===== DATA EXTRACT =====

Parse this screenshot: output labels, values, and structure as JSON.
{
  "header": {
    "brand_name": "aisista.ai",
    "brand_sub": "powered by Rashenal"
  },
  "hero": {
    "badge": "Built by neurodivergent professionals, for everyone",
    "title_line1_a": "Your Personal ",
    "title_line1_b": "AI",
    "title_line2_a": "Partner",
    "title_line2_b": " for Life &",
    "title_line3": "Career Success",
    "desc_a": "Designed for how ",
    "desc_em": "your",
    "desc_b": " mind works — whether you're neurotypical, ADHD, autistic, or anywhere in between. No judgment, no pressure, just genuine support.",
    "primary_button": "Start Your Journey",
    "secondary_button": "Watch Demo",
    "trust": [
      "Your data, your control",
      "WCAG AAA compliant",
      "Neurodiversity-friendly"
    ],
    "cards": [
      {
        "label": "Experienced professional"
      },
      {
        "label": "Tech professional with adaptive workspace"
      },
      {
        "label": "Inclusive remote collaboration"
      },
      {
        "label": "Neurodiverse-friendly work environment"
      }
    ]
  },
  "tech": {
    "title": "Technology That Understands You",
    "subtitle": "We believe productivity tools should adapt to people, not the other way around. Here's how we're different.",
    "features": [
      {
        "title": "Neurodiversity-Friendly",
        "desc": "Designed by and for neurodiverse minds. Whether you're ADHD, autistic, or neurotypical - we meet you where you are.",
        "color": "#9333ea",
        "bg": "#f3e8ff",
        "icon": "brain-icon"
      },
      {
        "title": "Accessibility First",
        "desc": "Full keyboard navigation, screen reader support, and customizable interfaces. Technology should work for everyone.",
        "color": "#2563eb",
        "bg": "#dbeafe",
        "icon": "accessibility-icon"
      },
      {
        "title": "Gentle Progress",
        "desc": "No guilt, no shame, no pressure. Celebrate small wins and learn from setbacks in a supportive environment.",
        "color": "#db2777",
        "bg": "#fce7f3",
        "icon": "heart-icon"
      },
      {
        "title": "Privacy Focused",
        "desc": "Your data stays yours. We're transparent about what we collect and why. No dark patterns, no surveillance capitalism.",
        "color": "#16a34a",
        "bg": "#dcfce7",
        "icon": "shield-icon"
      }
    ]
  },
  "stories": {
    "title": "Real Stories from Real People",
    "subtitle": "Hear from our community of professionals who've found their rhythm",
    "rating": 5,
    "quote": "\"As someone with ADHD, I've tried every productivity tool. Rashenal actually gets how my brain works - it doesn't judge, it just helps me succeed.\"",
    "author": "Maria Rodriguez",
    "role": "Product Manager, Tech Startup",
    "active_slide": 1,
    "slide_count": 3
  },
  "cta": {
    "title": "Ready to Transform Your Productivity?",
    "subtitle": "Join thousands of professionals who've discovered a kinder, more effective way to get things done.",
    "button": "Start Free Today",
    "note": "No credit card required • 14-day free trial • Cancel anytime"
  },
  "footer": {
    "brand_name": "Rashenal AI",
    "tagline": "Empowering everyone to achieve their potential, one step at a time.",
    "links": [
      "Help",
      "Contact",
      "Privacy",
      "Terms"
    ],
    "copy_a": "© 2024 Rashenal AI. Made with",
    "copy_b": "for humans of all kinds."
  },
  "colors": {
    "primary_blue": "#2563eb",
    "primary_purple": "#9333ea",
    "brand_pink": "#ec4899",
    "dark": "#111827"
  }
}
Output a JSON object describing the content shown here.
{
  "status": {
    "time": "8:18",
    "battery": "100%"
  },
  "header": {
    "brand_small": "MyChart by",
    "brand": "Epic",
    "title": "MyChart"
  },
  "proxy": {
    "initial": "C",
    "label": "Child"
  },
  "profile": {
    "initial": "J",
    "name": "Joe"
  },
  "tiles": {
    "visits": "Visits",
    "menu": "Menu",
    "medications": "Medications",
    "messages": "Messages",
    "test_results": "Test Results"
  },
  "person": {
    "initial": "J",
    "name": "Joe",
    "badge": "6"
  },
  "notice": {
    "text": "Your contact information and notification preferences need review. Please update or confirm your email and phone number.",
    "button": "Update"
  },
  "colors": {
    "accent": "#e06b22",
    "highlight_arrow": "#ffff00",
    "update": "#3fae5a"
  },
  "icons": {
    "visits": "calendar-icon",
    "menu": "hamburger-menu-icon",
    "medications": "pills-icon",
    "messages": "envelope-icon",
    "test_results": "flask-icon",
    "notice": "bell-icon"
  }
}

=====

▶ [WHAT YOU SHOULD DO]
Within the data above, count the lines that contain the string "pressure"; the reply is the number alone.

▶ [ANSWER TO THIS EXERCISE]
2